##### MATERIAL FOR THE TASK

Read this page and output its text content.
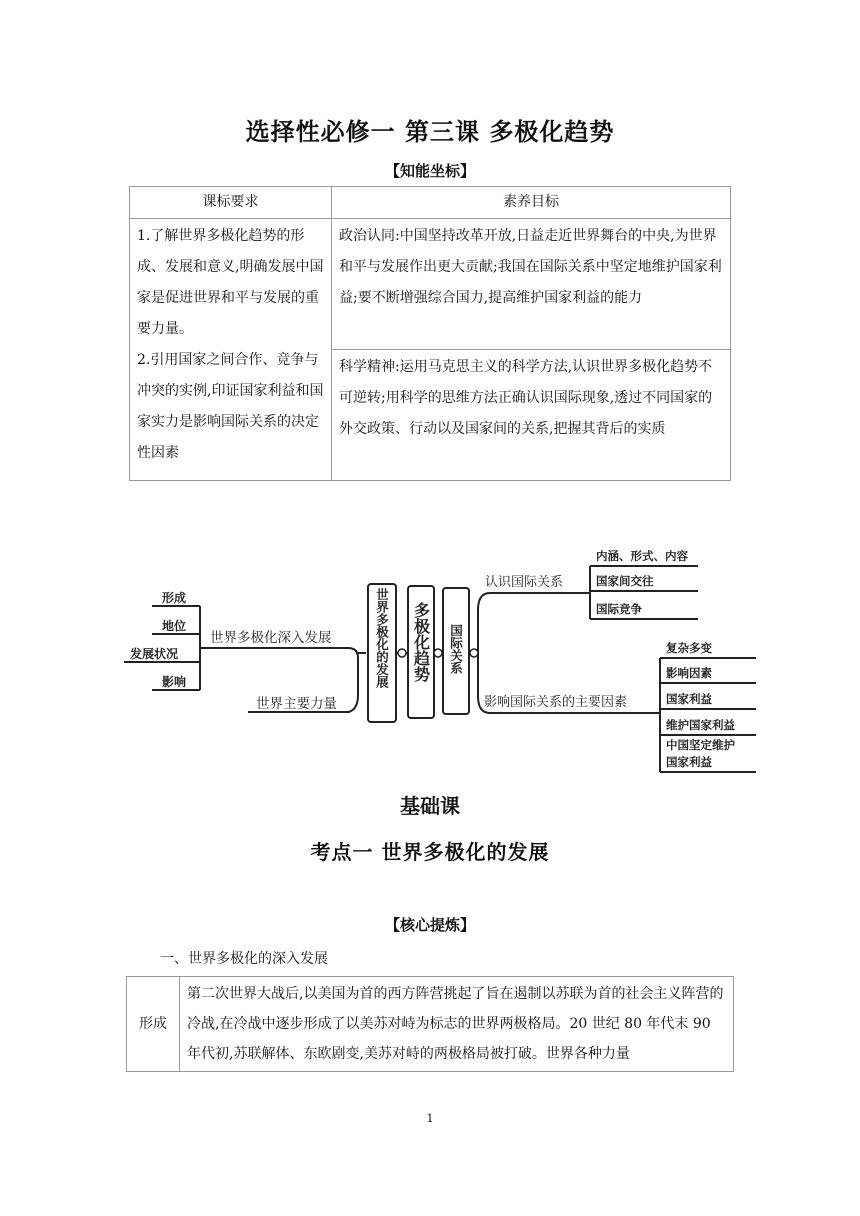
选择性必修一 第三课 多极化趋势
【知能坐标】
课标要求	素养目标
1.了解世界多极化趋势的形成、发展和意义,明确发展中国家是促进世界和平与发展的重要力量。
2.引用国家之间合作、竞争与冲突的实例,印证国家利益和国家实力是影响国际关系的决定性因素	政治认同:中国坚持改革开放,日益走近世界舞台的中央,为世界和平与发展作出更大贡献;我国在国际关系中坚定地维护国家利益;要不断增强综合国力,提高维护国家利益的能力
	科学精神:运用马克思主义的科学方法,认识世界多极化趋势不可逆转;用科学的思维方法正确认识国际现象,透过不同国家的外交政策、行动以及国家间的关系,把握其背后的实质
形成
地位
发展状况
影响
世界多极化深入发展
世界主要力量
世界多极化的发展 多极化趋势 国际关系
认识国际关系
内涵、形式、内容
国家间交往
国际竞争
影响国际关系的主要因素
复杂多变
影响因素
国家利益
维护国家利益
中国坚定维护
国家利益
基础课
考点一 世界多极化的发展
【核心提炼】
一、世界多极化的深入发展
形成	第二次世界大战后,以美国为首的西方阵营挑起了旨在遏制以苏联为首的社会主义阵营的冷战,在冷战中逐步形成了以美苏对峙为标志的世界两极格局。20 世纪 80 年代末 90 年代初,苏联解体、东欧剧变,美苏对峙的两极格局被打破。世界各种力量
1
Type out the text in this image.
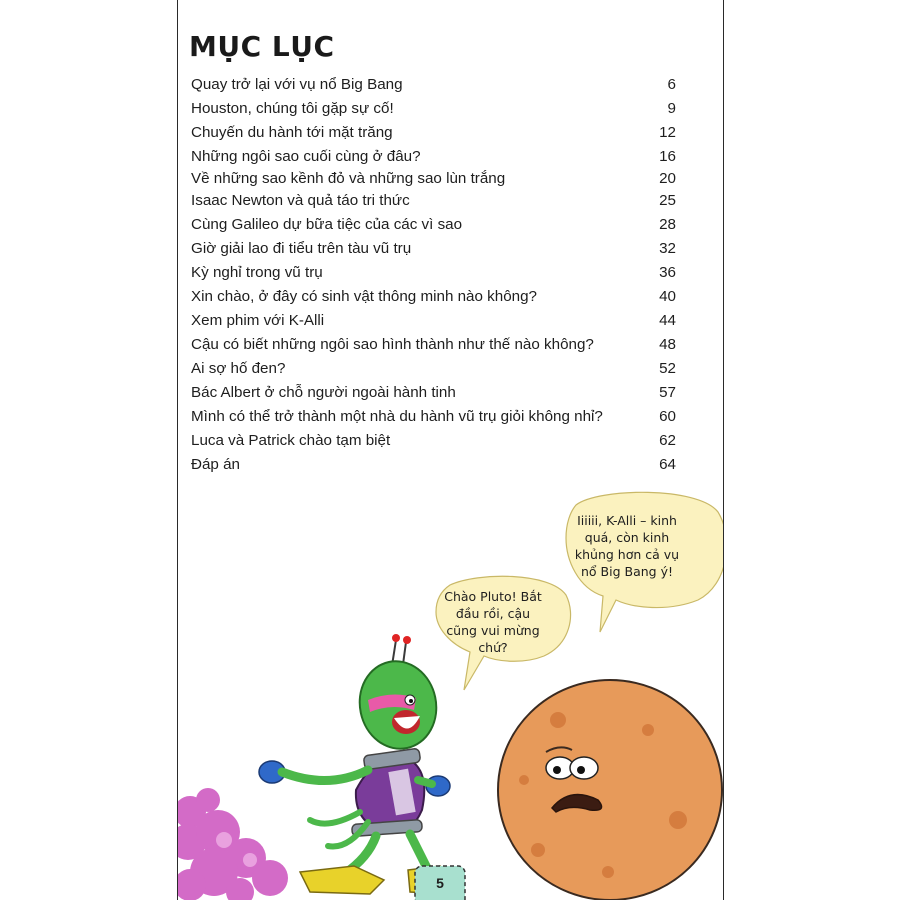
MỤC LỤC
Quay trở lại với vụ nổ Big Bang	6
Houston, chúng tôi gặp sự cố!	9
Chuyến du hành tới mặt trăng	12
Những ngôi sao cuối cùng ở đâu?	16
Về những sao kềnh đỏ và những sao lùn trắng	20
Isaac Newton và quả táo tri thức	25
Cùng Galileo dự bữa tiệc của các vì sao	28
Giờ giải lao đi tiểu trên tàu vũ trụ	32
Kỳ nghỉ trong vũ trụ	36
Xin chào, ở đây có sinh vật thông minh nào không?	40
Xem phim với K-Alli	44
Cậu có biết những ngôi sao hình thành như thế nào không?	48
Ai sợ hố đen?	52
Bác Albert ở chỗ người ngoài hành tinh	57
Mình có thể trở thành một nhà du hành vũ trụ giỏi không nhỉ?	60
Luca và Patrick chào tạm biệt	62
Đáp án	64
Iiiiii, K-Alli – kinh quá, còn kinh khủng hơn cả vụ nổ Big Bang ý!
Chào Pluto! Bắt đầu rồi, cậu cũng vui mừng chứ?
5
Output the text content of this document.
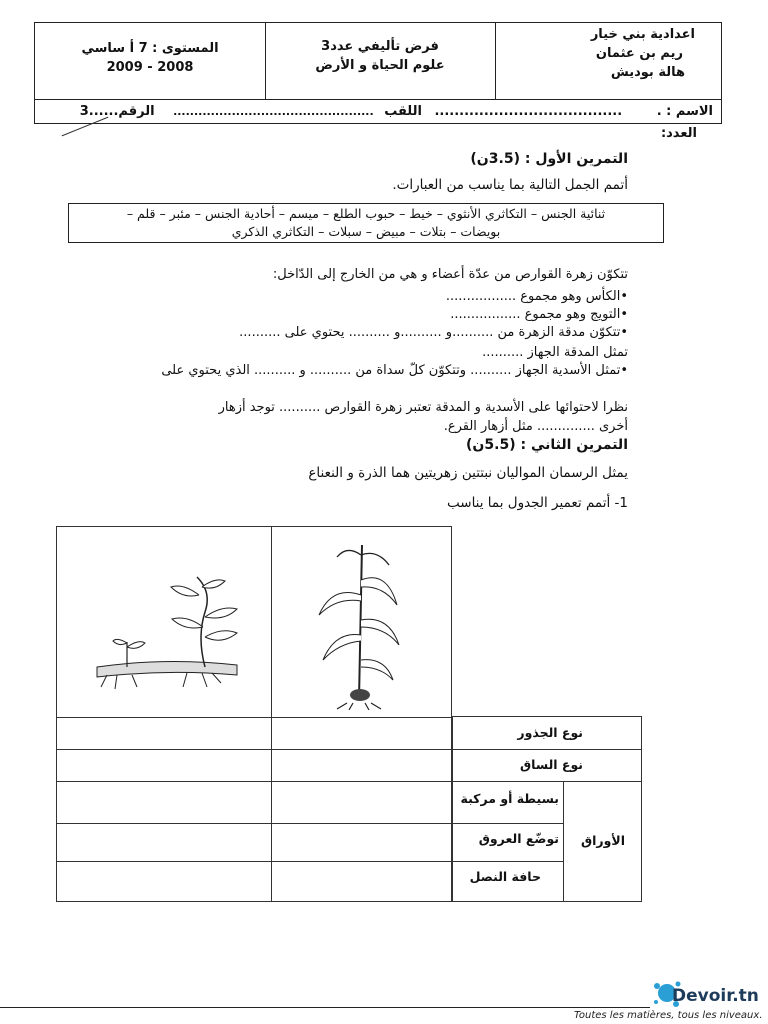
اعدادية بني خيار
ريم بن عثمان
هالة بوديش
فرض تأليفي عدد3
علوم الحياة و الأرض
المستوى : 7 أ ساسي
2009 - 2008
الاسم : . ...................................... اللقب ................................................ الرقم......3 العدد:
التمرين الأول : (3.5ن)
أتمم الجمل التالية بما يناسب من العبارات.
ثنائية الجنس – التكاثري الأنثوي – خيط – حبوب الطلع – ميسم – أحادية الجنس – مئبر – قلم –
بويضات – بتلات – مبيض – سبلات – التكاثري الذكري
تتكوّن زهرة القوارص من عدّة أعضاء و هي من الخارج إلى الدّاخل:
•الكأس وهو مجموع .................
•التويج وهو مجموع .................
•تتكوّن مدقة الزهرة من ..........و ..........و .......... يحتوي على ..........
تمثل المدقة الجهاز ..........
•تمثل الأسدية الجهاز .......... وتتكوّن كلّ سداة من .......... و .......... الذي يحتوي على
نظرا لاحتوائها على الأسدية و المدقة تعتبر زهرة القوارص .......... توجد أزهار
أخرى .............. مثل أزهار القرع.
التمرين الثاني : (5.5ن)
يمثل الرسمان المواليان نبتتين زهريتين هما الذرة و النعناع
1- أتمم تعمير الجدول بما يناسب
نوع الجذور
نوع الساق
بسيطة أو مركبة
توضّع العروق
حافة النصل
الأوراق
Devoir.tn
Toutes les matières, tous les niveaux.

##########
##### MATERIAL FOR THE TASK

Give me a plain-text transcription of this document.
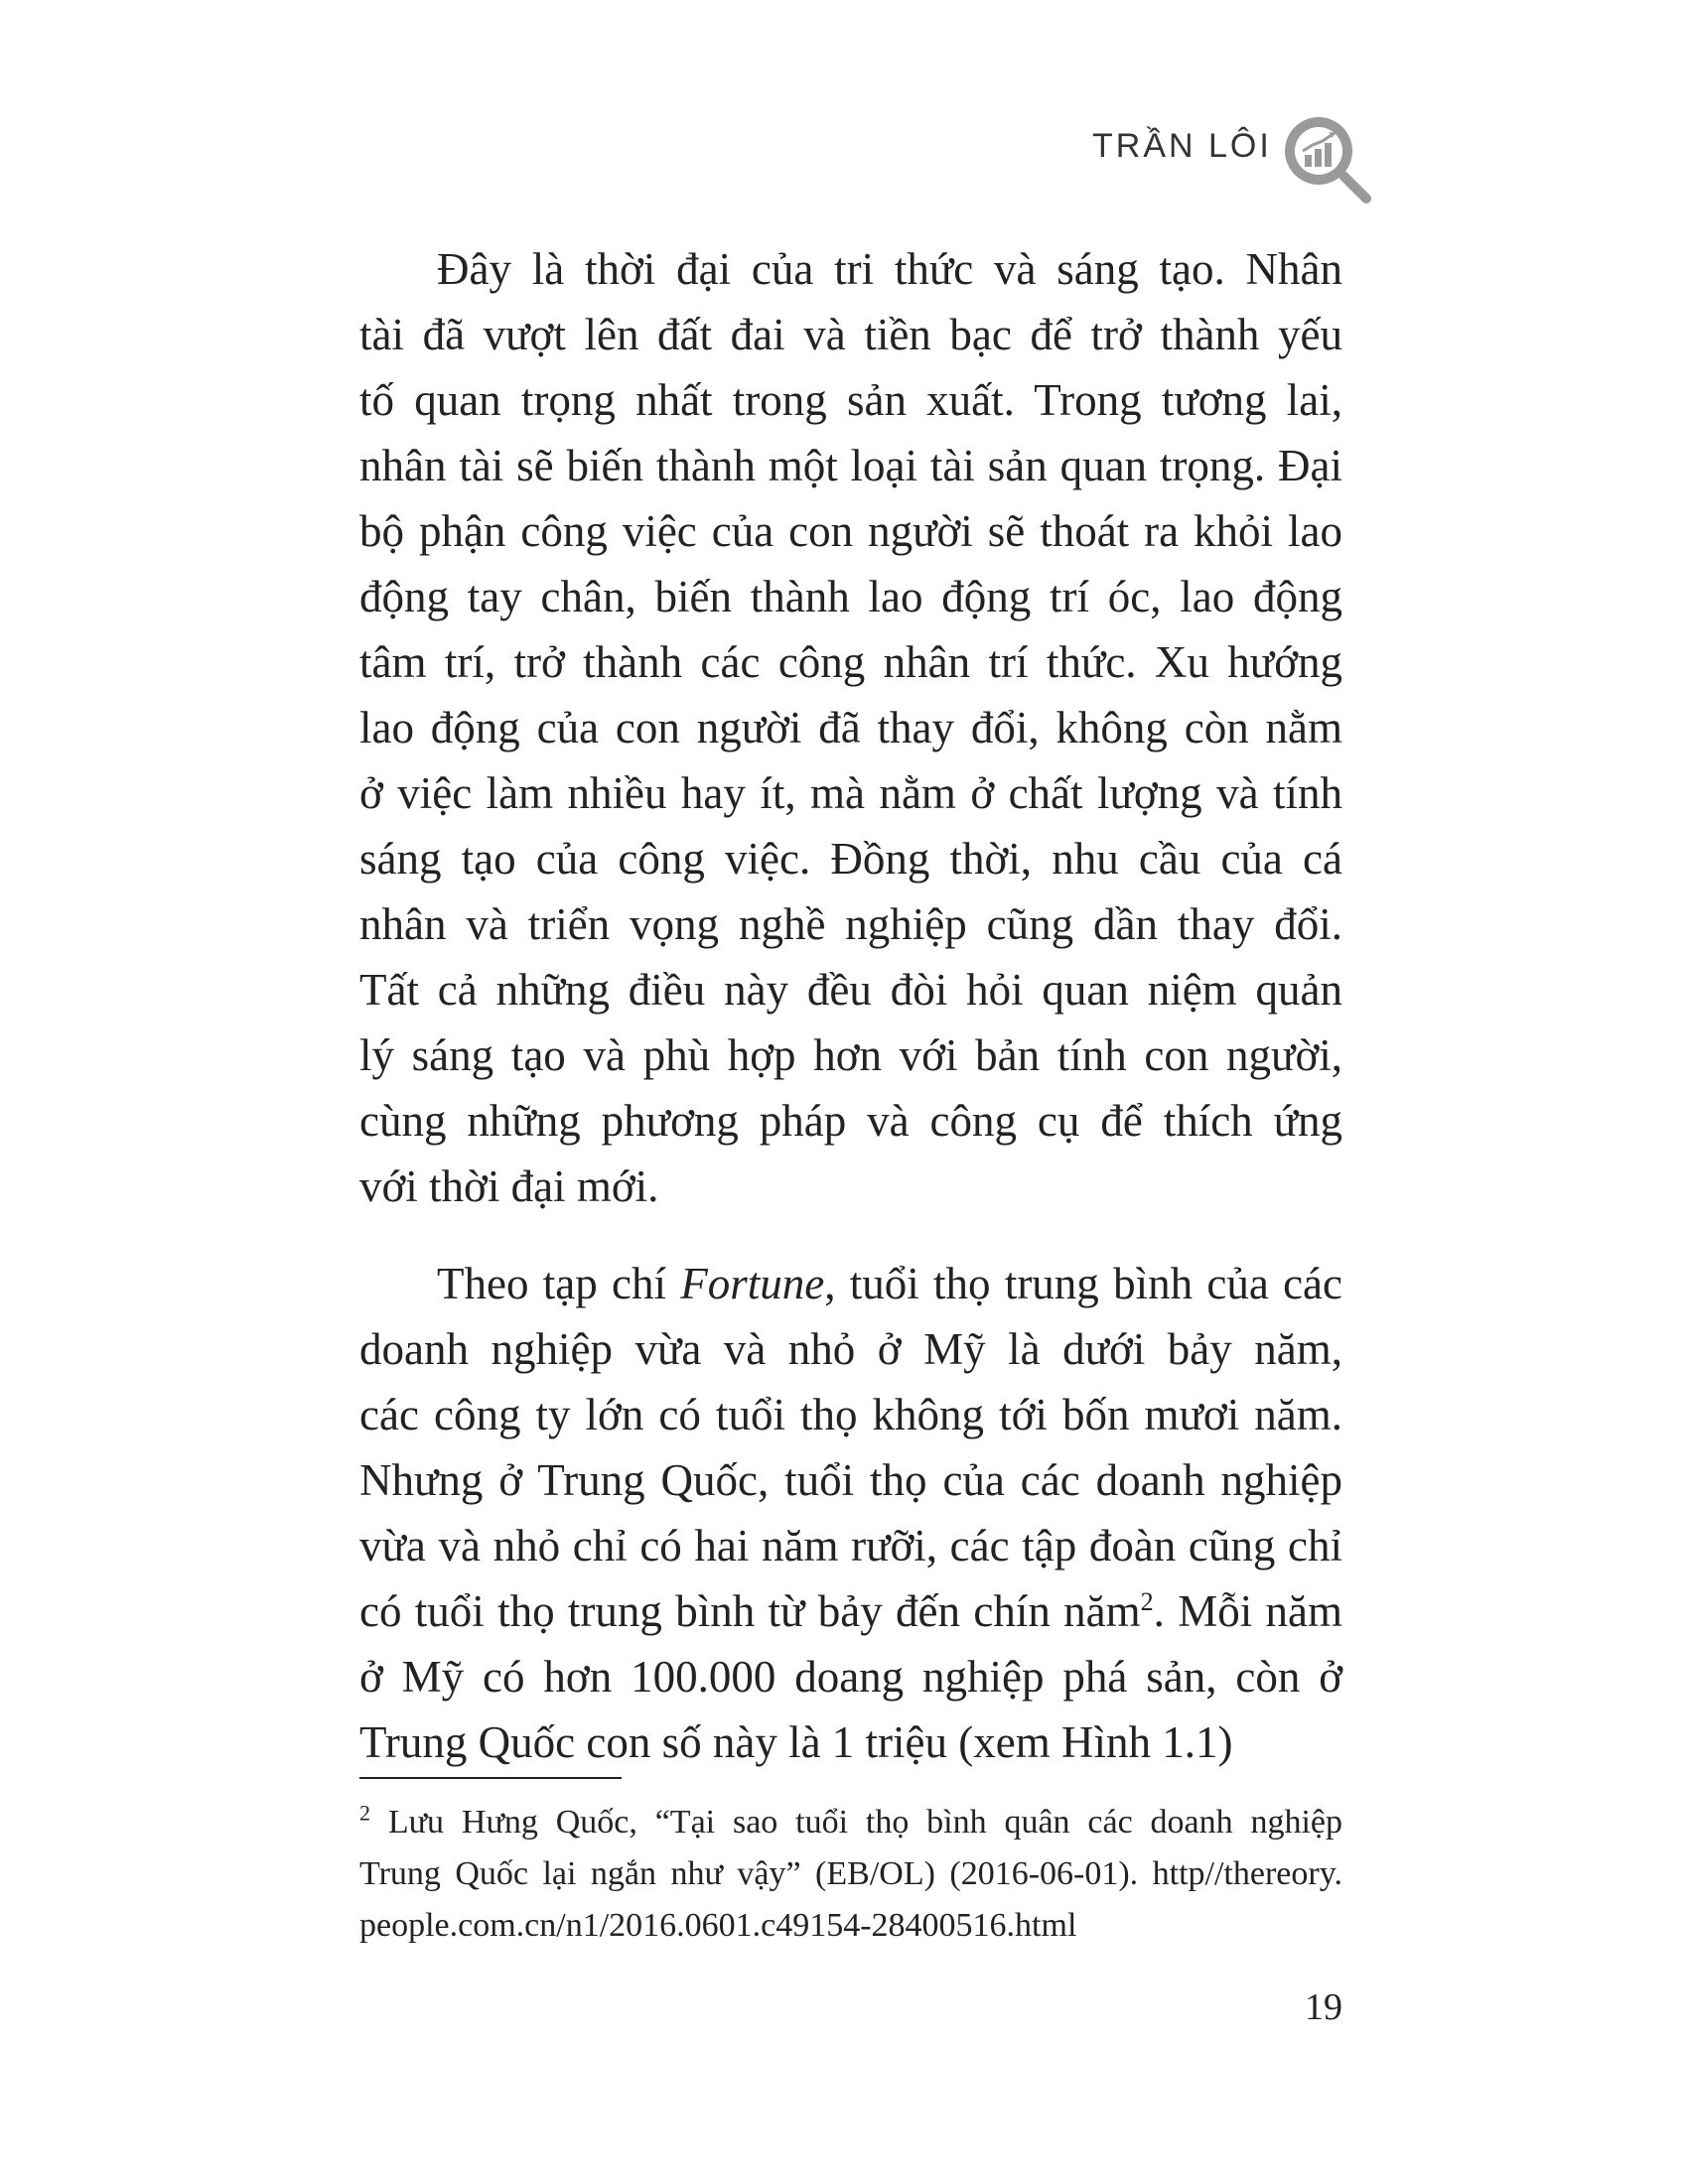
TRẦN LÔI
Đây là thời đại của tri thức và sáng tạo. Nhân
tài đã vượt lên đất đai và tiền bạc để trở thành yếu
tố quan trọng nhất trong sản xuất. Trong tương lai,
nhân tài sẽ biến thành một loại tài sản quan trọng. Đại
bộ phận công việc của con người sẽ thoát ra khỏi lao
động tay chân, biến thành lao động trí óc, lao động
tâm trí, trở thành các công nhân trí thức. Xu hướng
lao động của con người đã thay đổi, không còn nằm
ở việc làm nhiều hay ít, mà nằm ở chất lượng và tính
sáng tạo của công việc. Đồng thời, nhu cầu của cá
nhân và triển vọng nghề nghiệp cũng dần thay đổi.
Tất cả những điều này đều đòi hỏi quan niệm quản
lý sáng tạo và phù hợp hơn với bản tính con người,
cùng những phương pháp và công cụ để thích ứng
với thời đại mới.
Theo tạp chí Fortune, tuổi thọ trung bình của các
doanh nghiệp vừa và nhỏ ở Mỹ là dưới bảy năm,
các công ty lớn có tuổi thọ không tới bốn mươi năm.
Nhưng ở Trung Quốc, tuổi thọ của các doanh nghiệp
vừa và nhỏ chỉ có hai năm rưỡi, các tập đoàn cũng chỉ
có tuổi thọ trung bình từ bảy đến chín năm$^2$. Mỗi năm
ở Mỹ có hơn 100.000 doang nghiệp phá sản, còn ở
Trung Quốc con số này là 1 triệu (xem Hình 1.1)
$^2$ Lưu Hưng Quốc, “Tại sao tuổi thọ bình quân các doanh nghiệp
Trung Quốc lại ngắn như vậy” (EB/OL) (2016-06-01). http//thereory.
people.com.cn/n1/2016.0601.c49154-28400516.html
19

##########
##### MATERIAL FOR THE TASK

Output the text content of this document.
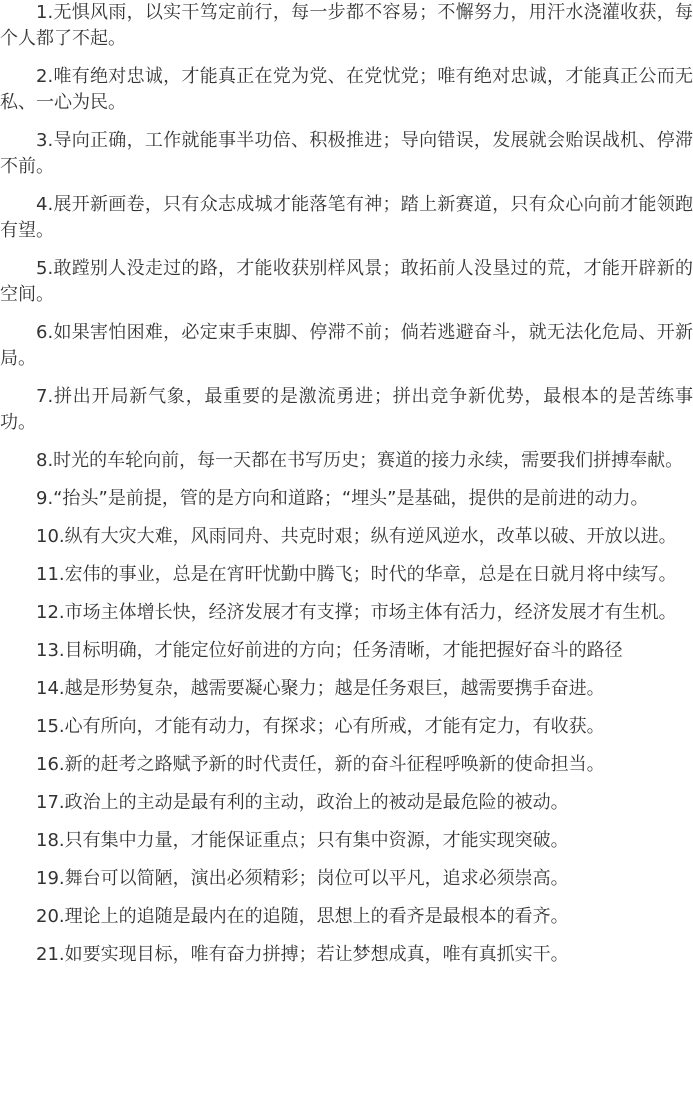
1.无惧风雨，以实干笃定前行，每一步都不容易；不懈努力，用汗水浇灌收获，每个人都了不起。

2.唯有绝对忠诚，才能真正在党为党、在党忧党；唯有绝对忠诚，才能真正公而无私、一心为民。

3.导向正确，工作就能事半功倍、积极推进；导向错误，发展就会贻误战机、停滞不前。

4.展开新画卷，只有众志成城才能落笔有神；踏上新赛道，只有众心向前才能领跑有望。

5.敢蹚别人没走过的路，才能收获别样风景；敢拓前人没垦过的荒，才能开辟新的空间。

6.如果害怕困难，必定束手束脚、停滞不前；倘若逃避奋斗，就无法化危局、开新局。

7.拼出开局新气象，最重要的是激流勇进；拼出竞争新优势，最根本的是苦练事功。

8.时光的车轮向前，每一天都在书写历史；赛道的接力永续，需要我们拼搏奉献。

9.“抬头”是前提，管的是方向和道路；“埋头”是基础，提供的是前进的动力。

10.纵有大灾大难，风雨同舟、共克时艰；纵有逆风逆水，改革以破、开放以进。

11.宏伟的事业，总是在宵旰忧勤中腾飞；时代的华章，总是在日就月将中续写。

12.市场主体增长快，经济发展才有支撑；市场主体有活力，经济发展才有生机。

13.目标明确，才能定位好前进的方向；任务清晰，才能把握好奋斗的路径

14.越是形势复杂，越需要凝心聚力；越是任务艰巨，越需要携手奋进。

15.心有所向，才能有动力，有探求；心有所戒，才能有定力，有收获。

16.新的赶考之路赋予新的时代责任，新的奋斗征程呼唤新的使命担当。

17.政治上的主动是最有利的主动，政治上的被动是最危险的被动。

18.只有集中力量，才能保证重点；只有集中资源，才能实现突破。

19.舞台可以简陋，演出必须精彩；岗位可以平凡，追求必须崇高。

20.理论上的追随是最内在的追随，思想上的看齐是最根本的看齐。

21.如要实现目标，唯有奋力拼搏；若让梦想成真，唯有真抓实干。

##########

__EXERCISE REQUIREMENTS__
Write out every line of the listing that holds the word "Alli".

__PROBLEM SOLUTION__
Xem phim với K-Alli	44
Iiiiii, K-Alli – kinh quá, còn kinh khủng hơn cả vụ nổ Big Bang ý!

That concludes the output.